===== DATA ROWS =====

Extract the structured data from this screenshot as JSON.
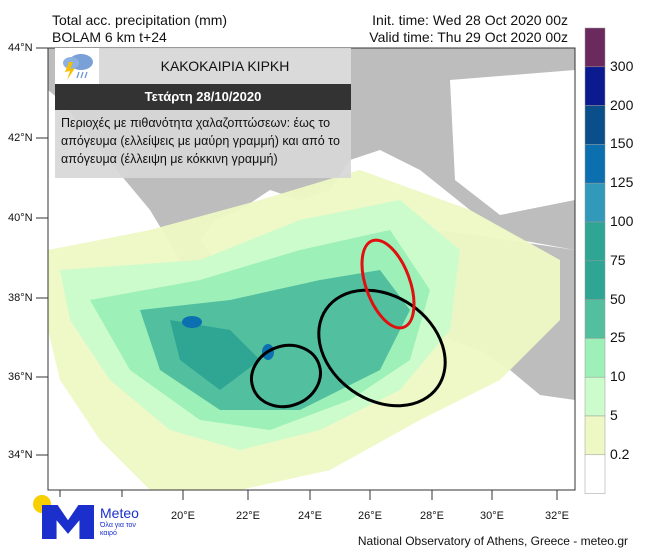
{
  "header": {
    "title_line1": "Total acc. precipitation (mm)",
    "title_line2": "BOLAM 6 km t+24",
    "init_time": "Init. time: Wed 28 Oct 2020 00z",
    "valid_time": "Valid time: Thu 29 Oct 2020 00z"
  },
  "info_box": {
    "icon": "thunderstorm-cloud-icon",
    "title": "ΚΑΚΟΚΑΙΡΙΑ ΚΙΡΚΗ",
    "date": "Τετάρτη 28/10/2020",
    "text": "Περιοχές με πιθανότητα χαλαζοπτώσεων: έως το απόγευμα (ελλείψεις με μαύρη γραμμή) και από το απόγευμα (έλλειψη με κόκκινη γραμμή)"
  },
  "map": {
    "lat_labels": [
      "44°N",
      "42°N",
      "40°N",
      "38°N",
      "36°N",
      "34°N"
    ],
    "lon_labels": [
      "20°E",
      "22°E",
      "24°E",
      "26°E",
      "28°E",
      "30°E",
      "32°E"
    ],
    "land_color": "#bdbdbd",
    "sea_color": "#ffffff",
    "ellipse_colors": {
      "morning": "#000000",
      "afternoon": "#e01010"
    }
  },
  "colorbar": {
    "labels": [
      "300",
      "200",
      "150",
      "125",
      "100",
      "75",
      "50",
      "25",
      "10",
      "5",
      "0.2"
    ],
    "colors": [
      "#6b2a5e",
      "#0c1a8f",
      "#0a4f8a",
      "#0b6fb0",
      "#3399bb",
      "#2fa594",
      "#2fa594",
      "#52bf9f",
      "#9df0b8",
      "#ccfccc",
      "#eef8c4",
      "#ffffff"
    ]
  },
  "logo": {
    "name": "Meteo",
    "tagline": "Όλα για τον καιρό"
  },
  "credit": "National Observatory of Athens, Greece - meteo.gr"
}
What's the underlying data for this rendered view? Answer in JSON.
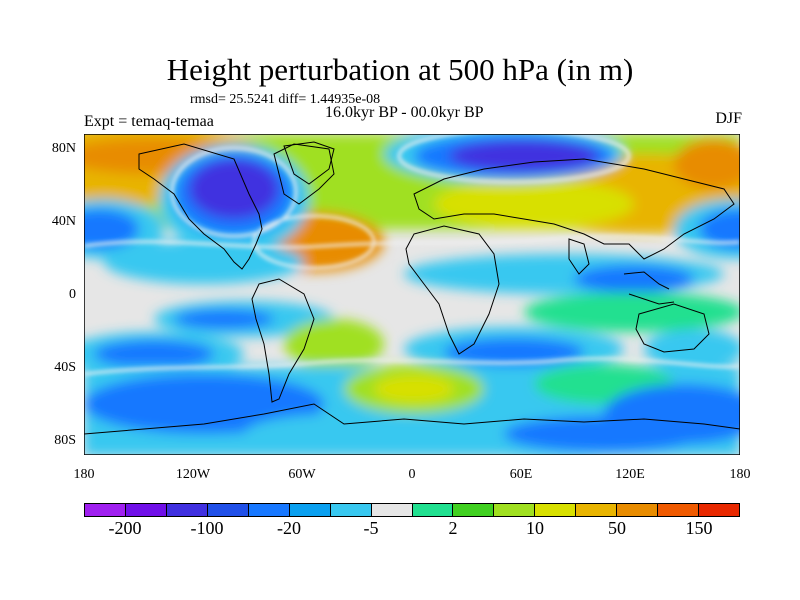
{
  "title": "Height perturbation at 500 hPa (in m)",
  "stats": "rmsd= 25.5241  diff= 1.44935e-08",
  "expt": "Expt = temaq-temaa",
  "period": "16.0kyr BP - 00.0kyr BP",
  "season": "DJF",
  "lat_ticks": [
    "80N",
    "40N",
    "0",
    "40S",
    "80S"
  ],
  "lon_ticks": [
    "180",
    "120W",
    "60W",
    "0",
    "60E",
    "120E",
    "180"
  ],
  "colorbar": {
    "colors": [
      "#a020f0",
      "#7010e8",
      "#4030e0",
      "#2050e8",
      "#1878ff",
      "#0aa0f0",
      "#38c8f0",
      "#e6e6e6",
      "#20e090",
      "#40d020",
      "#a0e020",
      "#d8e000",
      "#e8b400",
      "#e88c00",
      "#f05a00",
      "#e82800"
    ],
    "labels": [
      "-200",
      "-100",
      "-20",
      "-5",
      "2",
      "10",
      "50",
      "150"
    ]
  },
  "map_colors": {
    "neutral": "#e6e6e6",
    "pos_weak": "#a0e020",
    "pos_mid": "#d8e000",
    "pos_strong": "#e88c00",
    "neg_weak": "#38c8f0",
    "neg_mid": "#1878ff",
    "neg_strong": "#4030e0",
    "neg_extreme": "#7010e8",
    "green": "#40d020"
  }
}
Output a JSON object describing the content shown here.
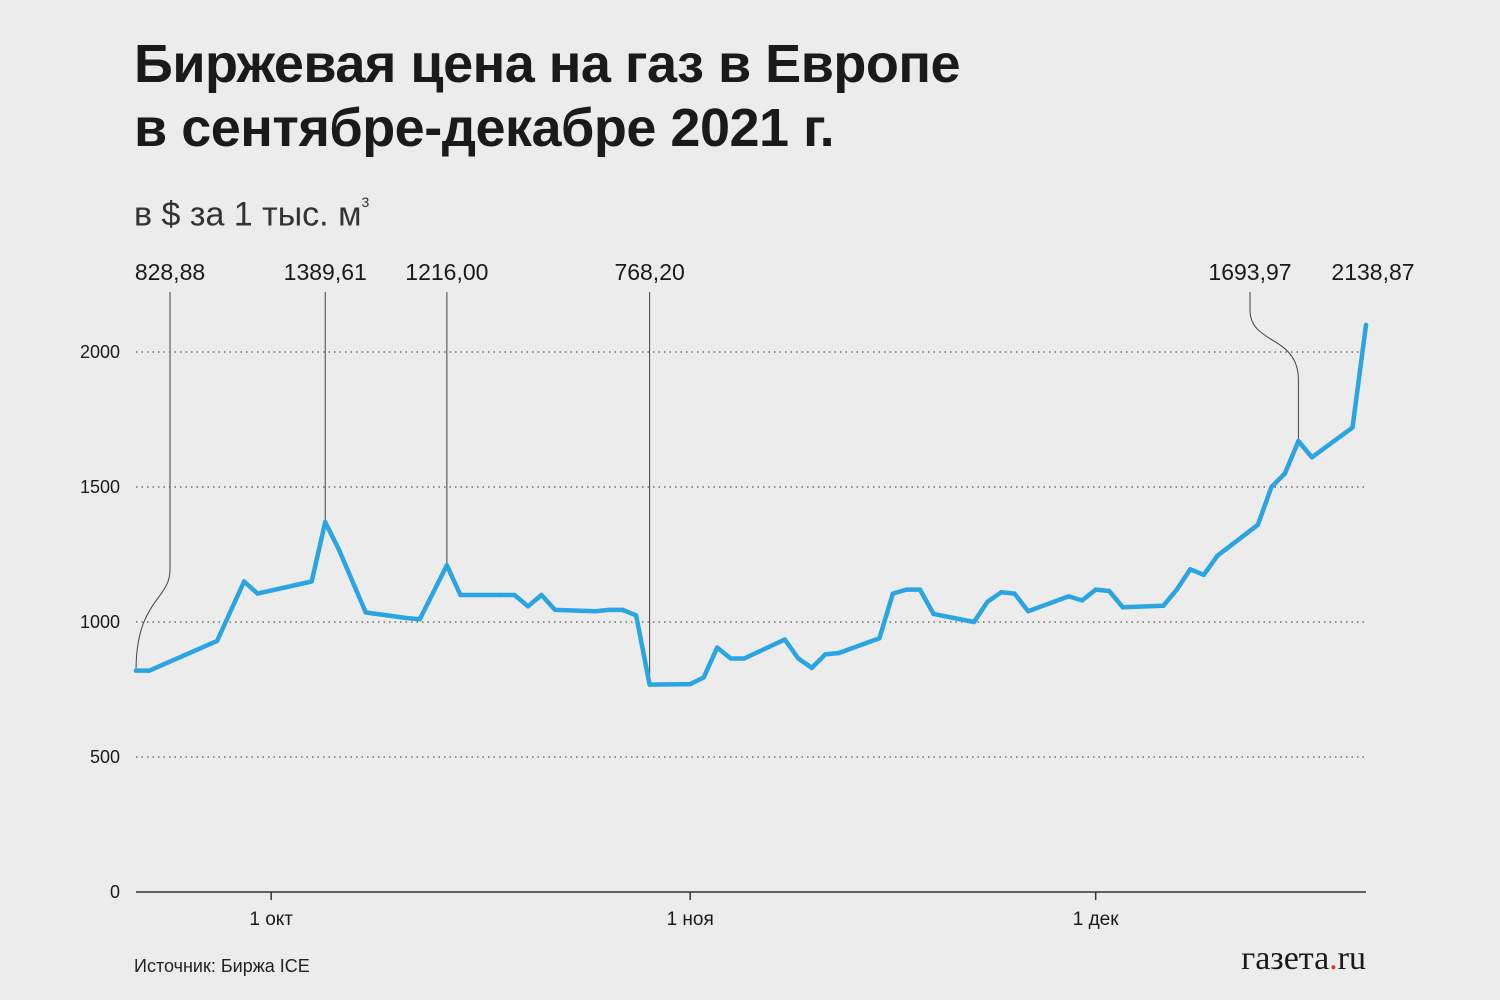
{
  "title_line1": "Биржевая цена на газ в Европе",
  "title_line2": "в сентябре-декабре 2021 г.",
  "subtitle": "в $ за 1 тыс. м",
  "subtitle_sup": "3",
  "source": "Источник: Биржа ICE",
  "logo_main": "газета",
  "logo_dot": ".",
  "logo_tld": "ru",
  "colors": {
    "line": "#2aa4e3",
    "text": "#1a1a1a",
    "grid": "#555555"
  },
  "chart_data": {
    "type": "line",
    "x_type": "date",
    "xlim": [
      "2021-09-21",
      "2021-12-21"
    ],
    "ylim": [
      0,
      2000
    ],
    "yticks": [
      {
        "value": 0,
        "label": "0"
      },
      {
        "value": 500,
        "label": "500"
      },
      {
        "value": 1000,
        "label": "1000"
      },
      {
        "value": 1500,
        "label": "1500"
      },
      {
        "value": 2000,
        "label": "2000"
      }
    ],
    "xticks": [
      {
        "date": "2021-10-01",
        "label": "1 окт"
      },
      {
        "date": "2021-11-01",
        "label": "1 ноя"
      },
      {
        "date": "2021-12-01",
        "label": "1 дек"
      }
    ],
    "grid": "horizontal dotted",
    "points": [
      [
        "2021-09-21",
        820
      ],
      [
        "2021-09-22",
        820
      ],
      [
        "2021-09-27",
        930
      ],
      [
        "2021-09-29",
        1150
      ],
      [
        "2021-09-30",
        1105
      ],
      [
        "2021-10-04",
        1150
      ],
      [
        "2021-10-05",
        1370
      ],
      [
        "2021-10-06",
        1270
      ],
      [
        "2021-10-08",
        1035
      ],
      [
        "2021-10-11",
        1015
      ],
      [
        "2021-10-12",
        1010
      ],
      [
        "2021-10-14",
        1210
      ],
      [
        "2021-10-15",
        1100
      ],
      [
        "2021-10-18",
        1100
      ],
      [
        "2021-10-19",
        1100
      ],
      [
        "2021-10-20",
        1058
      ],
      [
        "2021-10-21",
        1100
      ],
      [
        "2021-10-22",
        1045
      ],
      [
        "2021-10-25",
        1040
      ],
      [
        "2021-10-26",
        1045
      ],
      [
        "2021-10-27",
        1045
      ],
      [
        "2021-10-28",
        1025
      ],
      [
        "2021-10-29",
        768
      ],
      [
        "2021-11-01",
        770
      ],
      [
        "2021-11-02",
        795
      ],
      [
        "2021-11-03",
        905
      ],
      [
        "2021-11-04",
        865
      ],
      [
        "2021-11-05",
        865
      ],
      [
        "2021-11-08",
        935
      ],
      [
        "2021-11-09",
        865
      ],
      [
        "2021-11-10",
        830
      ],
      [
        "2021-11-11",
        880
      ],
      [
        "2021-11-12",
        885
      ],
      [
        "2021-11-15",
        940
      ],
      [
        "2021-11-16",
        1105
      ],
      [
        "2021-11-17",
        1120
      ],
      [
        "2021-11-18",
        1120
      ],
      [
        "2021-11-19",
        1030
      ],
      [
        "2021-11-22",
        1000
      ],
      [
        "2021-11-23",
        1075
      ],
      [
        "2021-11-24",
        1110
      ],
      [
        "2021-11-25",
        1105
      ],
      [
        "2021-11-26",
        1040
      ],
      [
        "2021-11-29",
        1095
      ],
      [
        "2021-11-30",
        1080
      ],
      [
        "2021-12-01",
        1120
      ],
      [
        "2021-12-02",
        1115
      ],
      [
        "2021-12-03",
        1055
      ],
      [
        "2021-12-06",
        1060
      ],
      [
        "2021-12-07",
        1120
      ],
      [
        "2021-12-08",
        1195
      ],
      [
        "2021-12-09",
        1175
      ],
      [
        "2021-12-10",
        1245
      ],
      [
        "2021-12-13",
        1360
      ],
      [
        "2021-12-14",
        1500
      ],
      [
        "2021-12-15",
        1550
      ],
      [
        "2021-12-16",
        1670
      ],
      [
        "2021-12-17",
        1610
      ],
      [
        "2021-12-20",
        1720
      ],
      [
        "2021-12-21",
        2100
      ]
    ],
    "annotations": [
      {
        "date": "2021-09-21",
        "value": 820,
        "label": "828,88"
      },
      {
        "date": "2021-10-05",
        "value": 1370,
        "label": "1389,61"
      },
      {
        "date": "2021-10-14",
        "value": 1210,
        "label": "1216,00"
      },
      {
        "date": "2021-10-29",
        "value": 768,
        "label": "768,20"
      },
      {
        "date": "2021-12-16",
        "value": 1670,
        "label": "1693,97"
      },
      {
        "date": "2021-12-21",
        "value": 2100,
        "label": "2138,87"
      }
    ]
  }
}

=====
===== DATA ROWS =====

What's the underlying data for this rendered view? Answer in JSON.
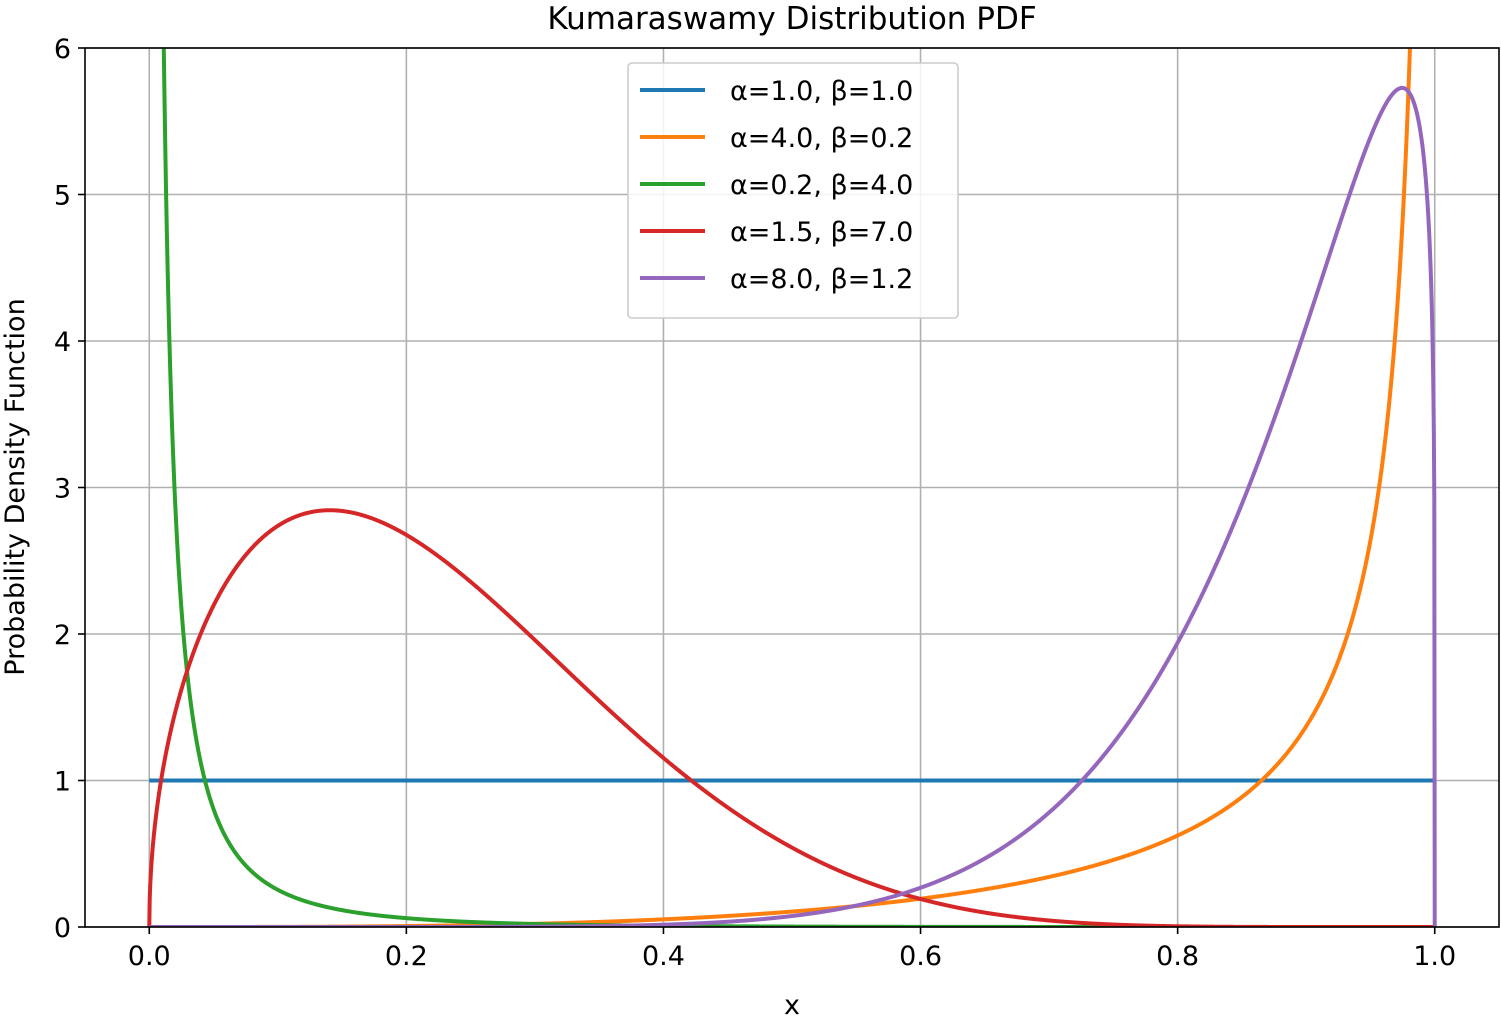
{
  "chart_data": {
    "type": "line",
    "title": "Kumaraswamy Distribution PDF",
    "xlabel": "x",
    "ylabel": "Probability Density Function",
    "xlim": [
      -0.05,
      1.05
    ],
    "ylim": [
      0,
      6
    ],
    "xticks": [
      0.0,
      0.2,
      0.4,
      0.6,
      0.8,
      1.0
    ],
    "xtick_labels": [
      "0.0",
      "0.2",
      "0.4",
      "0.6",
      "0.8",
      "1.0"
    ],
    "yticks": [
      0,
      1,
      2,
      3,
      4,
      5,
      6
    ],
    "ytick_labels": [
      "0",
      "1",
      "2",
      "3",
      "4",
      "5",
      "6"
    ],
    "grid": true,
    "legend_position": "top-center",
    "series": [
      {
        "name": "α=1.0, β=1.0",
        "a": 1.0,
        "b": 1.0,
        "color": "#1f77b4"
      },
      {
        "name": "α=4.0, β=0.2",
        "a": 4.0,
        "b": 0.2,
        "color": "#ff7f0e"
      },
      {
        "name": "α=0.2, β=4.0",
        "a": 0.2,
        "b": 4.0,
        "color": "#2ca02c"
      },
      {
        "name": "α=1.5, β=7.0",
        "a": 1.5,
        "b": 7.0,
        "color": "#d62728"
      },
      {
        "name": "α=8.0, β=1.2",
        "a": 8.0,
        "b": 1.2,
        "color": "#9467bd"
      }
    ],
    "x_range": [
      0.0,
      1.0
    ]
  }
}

=====

EXERCISE AIM
Only lines with "JSON" are wanted here; list each of them.

CORRECT RESPONSE
Extract the structured data from this screenshot as JSON.
What's the underlying data for this rendered view? Answer in JSON.
Output a JSON object describing the content shown here.
What's the underlying data for this rendered view? Answer in JSON.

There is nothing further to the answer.